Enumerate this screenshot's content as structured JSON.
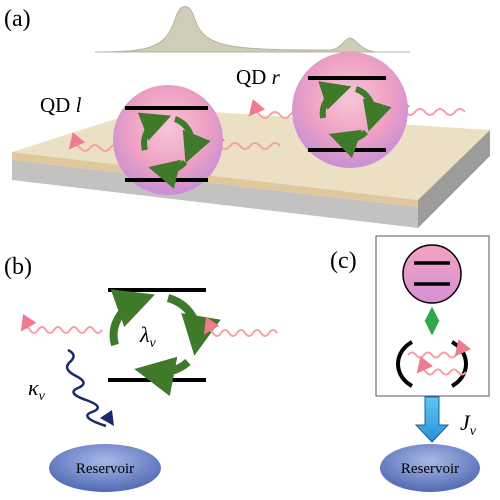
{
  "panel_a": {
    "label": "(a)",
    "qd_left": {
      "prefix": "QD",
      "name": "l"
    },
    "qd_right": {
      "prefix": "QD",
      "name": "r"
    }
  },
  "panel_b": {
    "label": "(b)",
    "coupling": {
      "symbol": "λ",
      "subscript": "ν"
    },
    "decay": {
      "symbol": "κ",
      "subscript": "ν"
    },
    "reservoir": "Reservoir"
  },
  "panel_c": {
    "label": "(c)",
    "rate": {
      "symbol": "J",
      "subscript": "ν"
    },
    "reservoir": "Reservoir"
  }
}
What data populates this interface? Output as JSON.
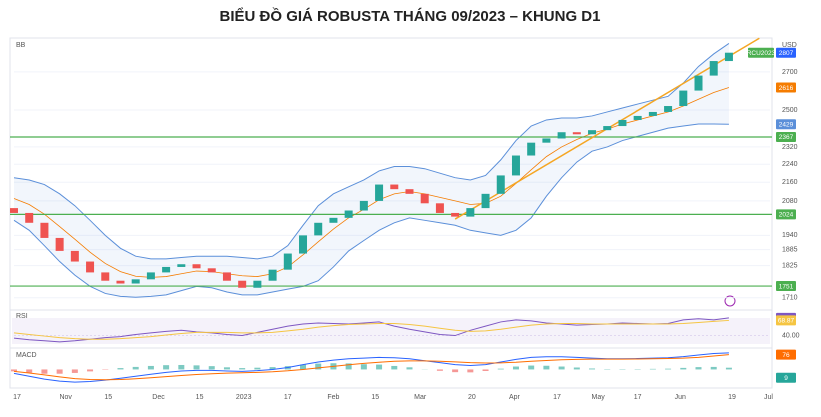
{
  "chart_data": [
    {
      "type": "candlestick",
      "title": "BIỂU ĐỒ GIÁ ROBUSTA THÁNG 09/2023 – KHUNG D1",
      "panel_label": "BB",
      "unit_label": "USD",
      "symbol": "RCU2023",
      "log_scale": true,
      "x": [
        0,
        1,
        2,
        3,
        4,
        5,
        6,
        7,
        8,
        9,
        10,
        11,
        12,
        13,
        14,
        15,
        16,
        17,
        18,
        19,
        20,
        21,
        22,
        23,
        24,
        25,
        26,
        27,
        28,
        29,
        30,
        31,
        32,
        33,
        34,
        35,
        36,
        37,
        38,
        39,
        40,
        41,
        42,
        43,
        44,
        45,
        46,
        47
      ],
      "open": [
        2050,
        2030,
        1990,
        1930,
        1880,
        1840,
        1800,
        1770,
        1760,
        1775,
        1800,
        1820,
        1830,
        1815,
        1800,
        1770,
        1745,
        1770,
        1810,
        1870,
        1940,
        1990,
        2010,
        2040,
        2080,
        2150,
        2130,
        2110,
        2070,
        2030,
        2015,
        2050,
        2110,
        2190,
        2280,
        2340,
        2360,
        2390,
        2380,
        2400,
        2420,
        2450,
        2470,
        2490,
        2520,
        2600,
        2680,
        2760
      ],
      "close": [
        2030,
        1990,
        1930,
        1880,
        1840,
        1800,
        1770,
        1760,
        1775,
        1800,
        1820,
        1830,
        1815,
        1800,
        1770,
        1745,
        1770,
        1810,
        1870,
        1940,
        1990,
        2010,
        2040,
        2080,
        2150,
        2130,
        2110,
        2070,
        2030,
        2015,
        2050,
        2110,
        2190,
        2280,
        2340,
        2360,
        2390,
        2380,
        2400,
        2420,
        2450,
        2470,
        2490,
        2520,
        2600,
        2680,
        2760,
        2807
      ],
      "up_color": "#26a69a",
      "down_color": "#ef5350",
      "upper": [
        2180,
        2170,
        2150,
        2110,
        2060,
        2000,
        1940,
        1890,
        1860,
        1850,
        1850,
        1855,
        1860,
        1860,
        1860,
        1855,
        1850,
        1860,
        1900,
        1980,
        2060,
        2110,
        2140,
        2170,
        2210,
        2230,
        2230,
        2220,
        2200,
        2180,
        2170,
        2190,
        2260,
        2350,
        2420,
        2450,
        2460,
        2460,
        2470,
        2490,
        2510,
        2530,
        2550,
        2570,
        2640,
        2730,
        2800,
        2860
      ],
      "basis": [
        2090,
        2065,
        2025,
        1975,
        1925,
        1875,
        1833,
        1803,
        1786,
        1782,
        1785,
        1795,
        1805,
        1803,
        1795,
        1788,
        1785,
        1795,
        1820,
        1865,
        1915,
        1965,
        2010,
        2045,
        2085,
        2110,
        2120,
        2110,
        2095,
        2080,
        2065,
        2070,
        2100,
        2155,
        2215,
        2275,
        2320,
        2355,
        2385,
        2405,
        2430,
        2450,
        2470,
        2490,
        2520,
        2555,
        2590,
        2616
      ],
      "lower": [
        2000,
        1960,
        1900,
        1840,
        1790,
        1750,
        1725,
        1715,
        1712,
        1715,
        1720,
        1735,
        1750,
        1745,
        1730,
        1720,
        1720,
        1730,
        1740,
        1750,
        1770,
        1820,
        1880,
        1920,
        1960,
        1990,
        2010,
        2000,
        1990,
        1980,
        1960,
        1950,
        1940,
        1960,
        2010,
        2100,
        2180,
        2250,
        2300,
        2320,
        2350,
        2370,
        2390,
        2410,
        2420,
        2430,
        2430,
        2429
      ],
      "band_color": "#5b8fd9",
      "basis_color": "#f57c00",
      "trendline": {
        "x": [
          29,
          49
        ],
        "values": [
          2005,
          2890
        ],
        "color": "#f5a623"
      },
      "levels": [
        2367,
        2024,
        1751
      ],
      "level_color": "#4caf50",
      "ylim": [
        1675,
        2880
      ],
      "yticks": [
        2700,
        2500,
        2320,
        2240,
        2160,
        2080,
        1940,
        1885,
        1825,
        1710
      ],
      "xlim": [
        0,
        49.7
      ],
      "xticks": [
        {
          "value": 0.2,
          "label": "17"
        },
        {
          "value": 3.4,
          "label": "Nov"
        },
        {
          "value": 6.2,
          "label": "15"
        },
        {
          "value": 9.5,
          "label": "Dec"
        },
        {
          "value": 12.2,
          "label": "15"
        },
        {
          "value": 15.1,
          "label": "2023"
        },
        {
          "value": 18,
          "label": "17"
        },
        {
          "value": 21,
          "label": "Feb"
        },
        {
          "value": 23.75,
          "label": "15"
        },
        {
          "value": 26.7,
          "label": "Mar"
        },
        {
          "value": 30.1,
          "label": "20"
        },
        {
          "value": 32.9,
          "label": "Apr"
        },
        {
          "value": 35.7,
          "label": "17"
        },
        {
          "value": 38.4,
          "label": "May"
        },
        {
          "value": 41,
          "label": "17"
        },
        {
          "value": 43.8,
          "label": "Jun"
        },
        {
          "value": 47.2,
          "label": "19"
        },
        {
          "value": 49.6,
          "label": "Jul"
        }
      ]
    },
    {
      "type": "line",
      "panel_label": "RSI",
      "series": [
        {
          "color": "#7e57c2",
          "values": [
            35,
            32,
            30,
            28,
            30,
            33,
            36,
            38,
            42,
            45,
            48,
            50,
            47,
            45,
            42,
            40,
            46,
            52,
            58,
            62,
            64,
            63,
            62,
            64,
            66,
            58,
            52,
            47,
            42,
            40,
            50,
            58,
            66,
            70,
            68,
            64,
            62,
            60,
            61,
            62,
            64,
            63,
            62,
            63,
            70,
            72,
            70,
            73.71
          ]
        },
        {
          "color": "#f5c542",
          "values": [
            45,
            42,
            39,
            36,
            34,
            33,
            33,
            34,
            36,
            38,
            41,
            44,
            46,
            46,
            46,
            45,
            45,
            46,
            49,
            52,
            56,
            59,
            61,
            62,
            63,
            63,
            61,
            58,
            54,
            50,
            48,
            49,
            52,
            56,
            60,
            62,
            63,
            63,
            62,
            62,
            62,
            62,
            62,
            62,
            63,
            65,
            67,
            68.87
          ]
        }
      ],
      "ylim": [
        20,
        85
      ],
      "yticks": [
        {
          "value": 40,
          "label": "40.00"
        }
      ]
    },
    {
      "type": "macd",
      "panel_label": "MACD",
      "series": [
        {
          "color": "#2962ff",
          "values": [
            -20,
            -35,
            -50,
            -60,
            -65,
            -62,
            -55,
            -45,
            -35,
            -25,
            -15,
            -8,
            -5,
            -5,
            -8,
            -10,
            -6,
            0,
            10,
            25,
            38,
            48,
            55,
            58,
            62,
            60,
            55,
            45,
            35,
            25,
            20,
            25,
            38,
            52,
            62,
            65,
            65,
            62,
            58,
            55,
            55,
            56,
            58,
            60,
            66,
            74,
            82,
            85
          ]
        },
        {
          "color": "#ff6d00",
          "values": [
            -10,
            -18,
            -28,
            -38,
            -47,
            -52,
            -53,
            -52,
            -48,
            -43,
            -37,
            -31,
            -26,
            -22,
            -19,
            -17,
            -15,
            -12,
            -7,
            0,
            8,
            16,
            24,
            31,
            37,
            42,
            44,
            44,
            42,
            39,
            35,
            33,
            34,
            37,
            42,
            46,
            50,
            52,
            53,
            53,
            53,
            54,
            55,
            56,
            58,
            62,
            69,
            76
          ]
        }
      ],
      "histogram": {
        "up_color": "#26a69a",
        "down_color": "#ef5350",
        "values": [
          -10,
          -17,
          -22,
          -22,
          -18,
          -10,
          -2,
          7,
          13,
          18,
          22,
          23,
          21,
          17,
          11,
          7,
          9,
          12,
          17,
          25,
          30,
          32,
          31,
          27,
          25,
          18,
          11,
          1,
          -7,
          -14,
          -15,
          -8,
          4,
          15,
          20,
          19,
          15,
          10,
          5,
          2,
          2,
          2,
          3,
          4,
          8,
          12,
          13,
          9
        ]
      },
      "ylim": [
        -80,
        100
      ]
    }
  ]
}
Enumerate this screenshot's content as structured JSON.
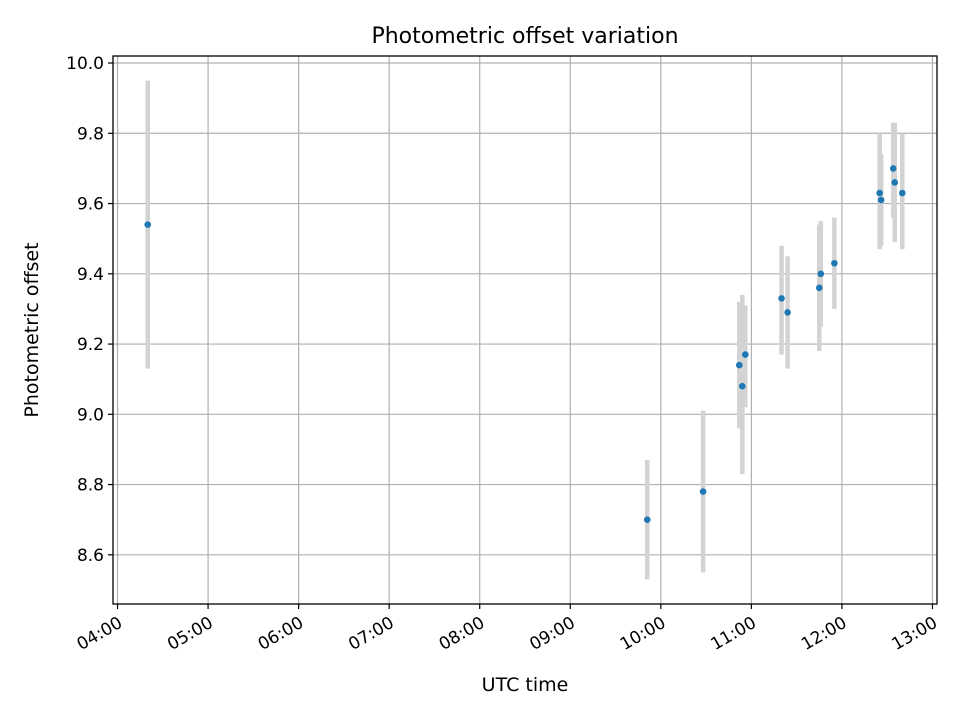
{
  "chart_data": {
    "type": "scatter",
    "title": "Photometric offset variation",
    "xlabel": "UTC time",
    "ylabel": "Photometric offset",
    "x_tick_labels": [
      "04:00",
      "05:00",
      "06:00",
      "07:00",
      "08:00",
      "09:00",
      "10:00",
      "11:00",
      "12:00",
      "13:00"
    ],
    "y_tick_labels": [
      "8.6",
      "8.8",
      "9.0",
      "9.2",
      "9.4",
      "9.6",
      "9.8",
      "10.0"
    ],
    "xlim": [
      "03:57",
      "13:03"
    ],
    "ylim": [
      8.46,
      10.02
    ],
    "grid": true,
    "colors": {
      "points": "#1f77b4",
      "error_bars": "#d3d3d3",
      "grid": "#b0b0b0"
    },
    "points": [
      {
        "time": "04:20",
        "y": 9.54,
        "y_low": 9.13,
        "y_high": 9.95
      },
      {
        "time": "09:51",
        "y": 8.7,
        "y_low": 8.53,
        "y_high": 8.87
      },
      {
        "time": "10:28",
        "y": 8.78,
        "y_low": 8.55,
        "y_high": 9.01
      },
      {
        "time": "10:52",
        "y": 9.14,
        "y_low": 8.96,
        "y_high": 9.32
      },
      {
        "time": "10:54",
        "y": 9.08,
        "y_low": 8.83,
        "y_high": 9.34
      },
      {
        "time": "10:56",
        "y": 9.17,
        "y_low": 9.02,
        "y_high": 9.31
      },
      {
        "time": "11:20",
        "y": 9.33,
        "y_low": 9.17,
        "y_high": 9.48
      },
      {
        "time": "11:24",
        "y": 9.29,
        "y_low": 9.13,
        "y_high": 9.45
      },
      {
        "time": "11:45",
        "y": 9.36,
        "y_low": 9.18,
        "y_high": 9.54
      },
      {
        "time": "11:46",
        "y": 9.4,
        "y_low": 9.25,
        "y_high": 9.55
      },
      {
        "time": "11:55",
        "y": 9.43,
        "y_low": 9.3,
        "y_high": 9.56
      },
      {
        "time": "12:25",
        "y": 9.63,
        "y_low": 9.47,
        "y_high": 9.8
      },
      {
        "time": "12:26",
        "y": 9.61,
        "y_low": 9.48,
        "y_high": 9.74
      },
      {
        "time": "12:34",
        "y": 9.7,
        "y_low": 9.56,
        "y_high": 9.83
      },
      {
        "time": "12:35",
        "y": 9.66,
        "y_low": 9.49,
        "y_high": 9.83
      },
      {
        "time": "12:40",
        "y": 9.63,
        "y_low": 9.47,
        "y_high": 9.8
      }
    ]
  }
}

Instructions to follow: Find each line holding the word "type" and copy it.

Answer to the exercise:
      "type": "candlestick",
      "type": "line",
      "type": "macd",
    "type": "scatter",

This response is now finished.